AIM:
Output all the data exactly. Pictures do not belong in the copy.
====== EXTRACTED RECORDS ======
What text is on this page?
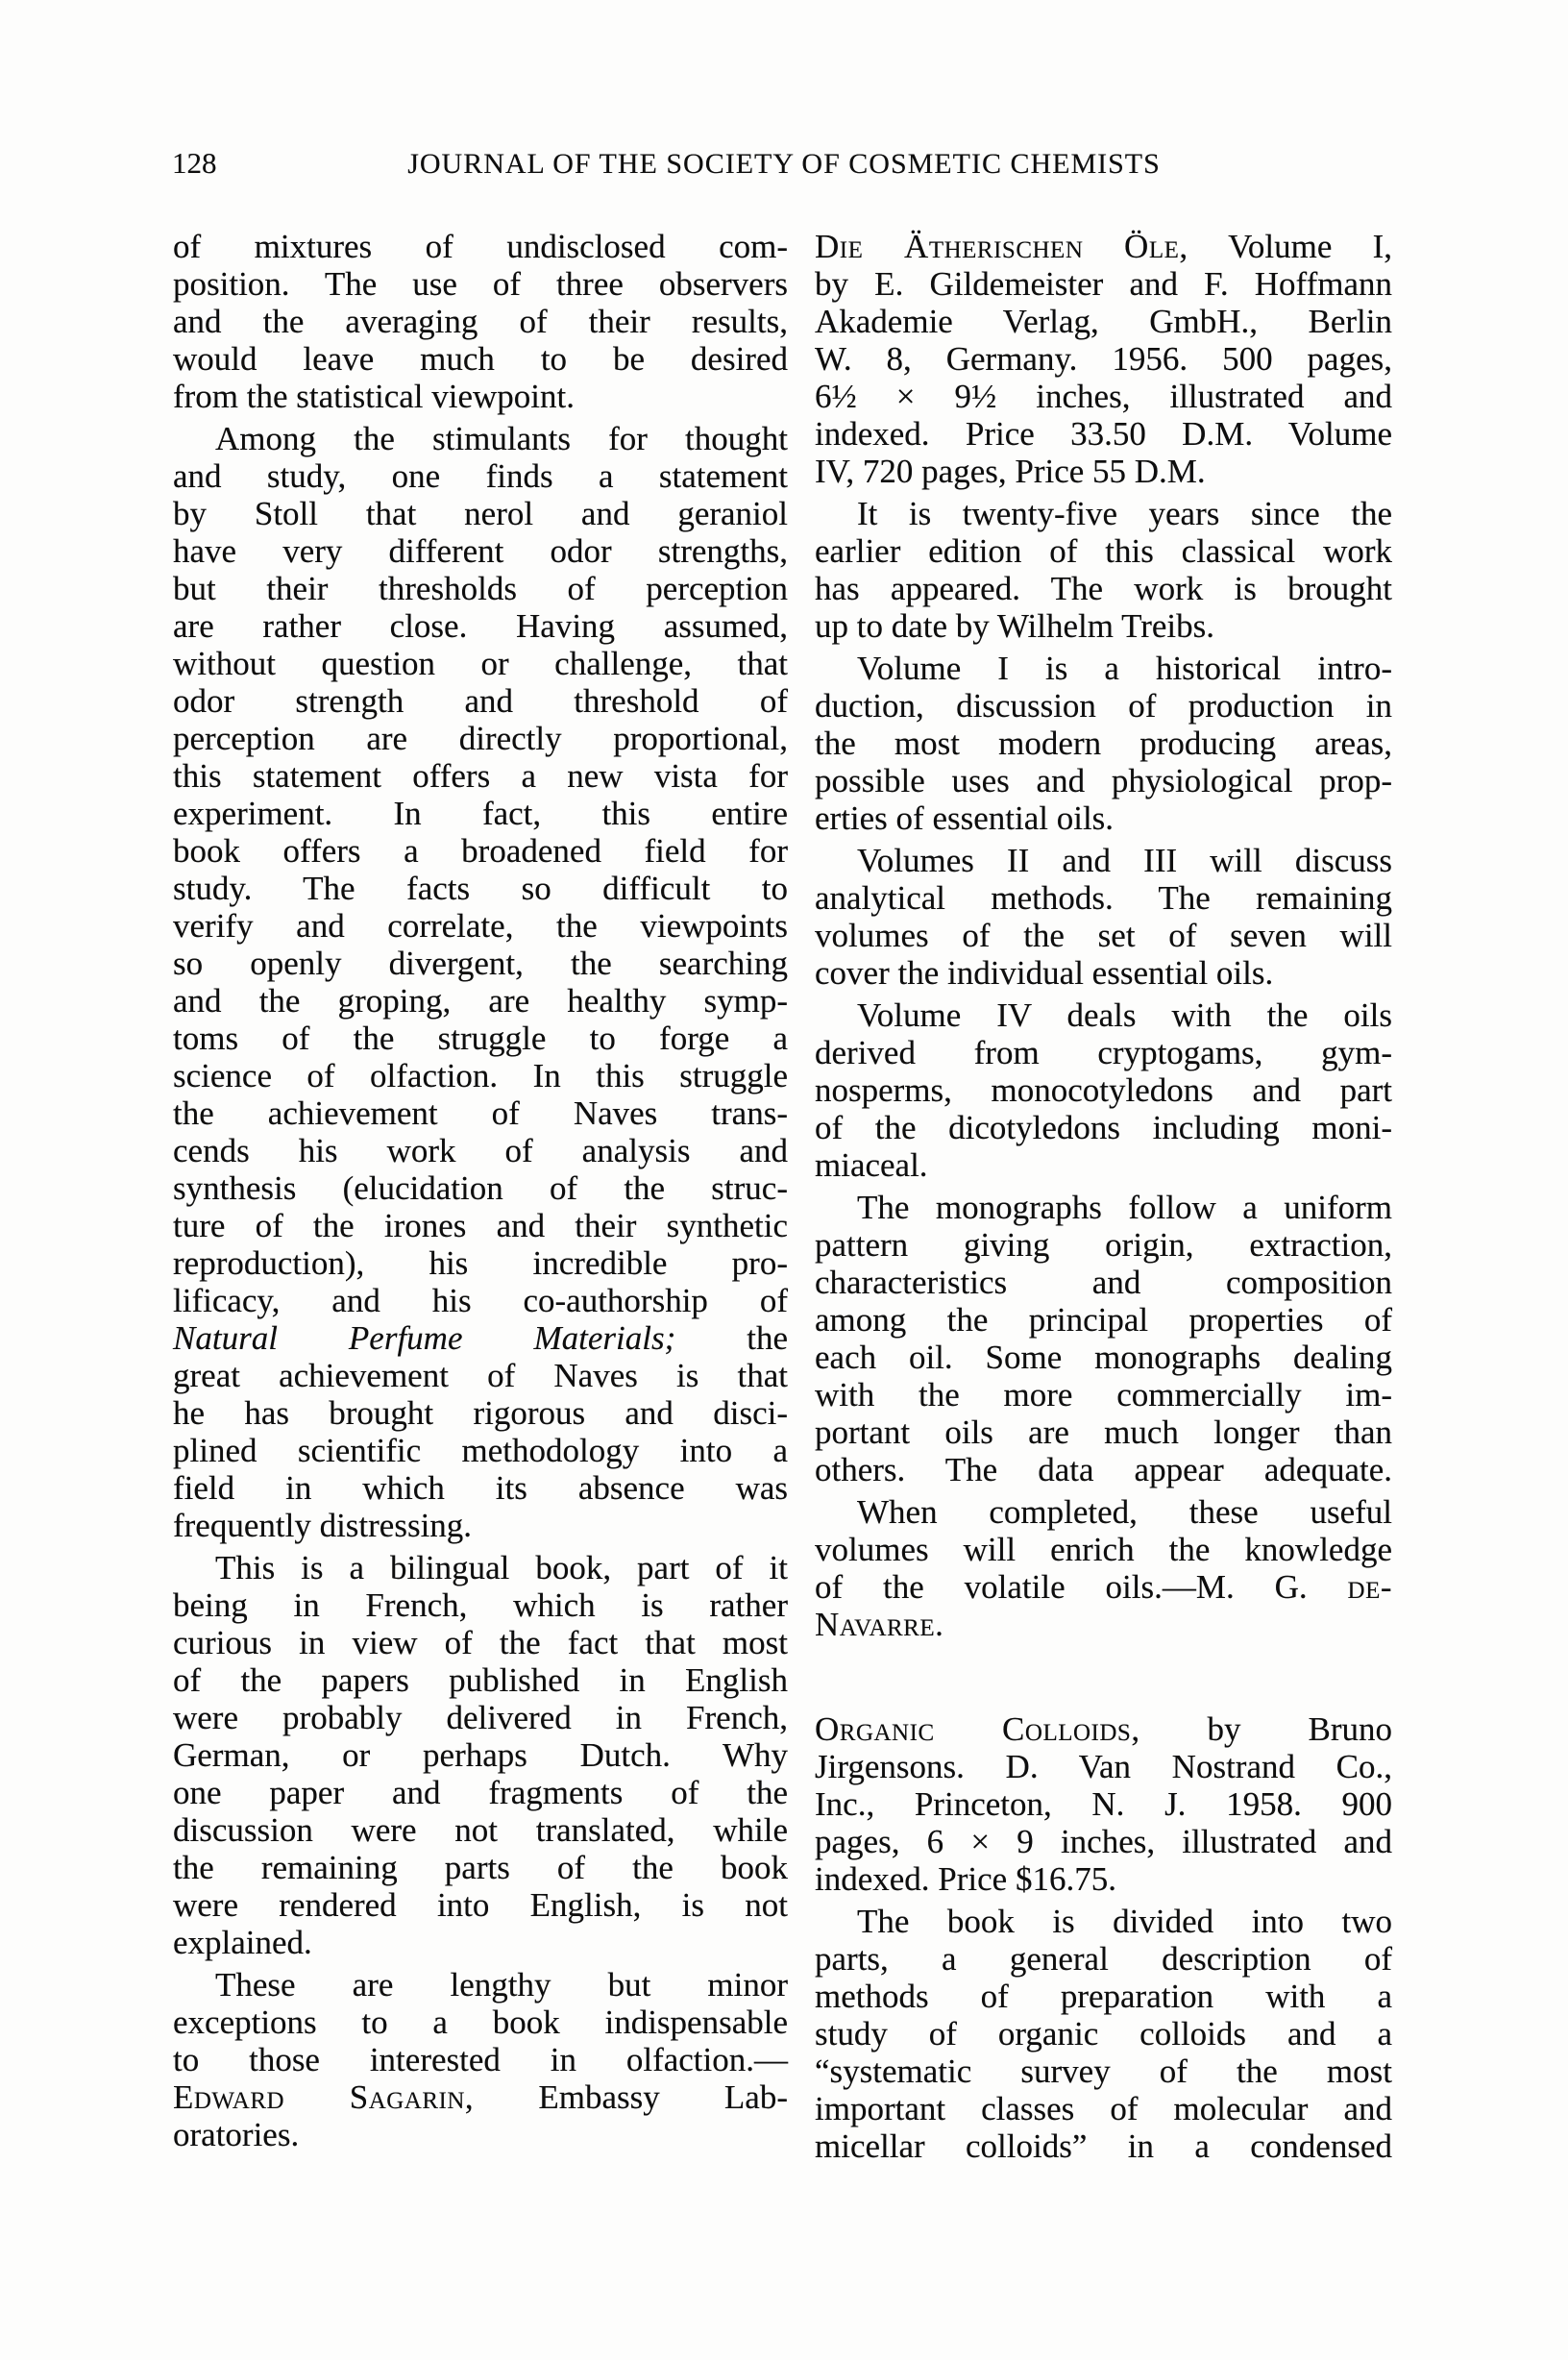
128	JOURNAL OF THE SOCIETY OF COSMETIC CHEMISTS
of mixtures of undisclosed com-
position. The use of three observers
and the averaging of their results,
would leave much to be desired
from the statistical viewpoint.
Among the stimulants for thought
and study, one finds a statement
by Stoll that nerol and geraniol
have very different odor strengths,
but their thresholds of perception
are rather close. Having assumed,
without question or challenge, that
odor strength and threshold of
perception are directly proportional,
this statement offers a new vista for
experiment. In fact, this entire
book offers a broadened field for
study. The facts so difficult to
verify and correlate, the viewpoints
so openly divergent, the searching
and the groping, are healthy symp-
toms of the struggle to forge a
science of olfaction. In this struggle
the achievement of Naves trans-
cends his work of analysis and
synthesis (elucidation of the struc-
ture of the irones and their synthetic
reproduction), his incredible pro-
lificacy, and his co-authorship of
Natural Perfume Materials; the
great achievement of Naves is that
he has brought rigorous and disci-
plined scientific methodology into a
field in which its absence was
frequently distressing.
This is a bilingual book, part of it
being in French, which is rather
curious in view of the fact that most
of the papers published in English
were probably delivered in French,
German, or perhaps Dutch. Why
one paper and fragments of the
discussion were not translated, while
the remaining parts of the book
were rendered into English, is not
explained.
These are lengthy but minor
exceptions to a book indispensable
to those interested in olfaction.—
Edward Sagarin, Embassy Lab-
oratories.
Die Ätherischen Öle, Volume I,
by E. Gildemeister and F. Hoffmann
Akademie Verlag, GmbH., Berlin
W. 8, Germany. 1956. 500 pages,
6½ × 9½ inches, illustrated and
indexed. Price 33.50 D.M. Volume
IV, 720 pages, Price 55 D.M.
It is twenty-five years since the
earlier edition of this classical work
has appeared. The work is brought
up to date by Wilhelm Treibs.
Volume I is a historical intro-
duction, discussion of production in
the most modern producing areas,
possible uses and physiological prop-
erties of essential oils.
Volumes II and III will discuss
analytical methods. The remaining
volumes of the set of seven will
cover the individual essential oils.
Volume IV deals with the oils
derived from cryptogams, gym-
nosperms, monocotyledons and part
of the dicotyledons including moni-
miaceal.
The monographs follow a uniform
pattern giving origin, extraction,
characteristics and composition
among the principal properties of
each oil. Some monographs dealing
with the more commercially im-
portant oils are much longer than
others. The data appear adequate.
When completed, these useful
volumes will enrich the knowledge
of the volatile oils.—M. G. de-
Navarre.
Organic Colloids, by Bruno
Jirgensons. D. Van Nostrand Co.,
Inc., Princeton, N. J. 1958. 900
pages, 6 × 9 inches, illustrated and
indexed. Price $16.75.
The book is divided into two
parts, a general description of
methods of preparation with a
study of organic colloids and a
“systematic survey of the most
important classes of molecular and
micellar colloids” in a condensed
======
PROBLEM SOLUTION:
What text is on this page?
128	JOURNAL OF THE SOCIETY OF COSMETIC CHEMISTS
of mixtures of undisclosed com-
position. The use of three observers
and the averaging of their results,
would leave much to be desired
from the statistical viewpoint.
Among the stimulants for thought
and study, one finds a statement
by Stoll that nerol and geraniol
have very different odor strengths,
but their thresholds of perception
are rather close. Having assumed,
without question or challenge, that
odor strength and threshold of
perception are directly proportional,
this statement offers a new vista for
experiment. In fact, this entire
book offers a broadened field for
study. The facts so difficult to
verify and correlate, the viewpoints
so openly divergent, the searching
and the groping, are healthy symp-
toms of the struggle to forge a
science of olfaction. In this struggle
the achievement of Naves trans-
cends his work of analysis and
synthesis (elucidation of the struc-
ture of the irones and their synthetic
reproduction), his incredible pro-
lificacy, and his co-authorship of
Natural Perfume Materials; the
great achievement of Naves is that
he has brought rigorous and disci-
plined scientific methodology into a
field in which its absence was
frequently distressing.
This is a bilingual book, part of it
being in French, which is rather
curious in view of the fact that most
of the papers published in English
were probably delivered in French,
German, or perhaps Dutch. Why
one paper and fragments of the
discussion were not translated, while
the remaining parts of the book
were rendered into English, is not
explained.
These are lengthy but minor
exceptions to a book indispensable
to those interested in olfaction.—
Edward Sagarin, Embassy Lab-
oratories.
Die Ätherischen Öle, Volume I,
by E. Gildemeister and F. Hoffmann
Akademie Verlag, GmbH., Berlin
W. 8, Germany. 1956. 500 pages,
6½ × 9½ inches, illustrated and
indexed. Price 33.50 D.M. Volume
IV, 720 pages, Price 55 D.M.
It is twenty-five years since the
earlier edition of this classical work
has appeared. The work is brought
up to date by Wilhelm Treibs.
Volume I is a historical intro-
duction, discussion of production in
the most modern producing areas,
possible uses and physiological prop-
erties of essential oils.
Volumes II and III will discuss
analytical methods. The remaining
volumes of the set of seven will
cover the individual essential oils.
Volume IV deals with the oils
derived from cryptogams, gym-
nosperms, monocotyledons and part
of the dicotyledons including moni-
miaceal.
The monographs follow a uniform
pattern giving origin, extraction,
characteristics and composition
among the principal properties of
each oil. Some monographs dealing
with the more commercially im-
portant oils are much longer than
others. The data appear adequate.
When completed, these useful
volumes will enrich the knowledge
of the volatile oils.—M. G. de-
Navarre.
Organic Colloids, by Bruno
Jirgensons. D. Van Nostrand Co.,
Inc., Princeton, N. J. 1958. 900
pages, 6 × 9 inches, illustrated and
indexed. Price $16.75.
The book is divided into two
parts, a general description of
methods of preparation with a
study of organic colloids and a
“systematic survey of the most
important classes of molecular and
micellar colloids” in a condensed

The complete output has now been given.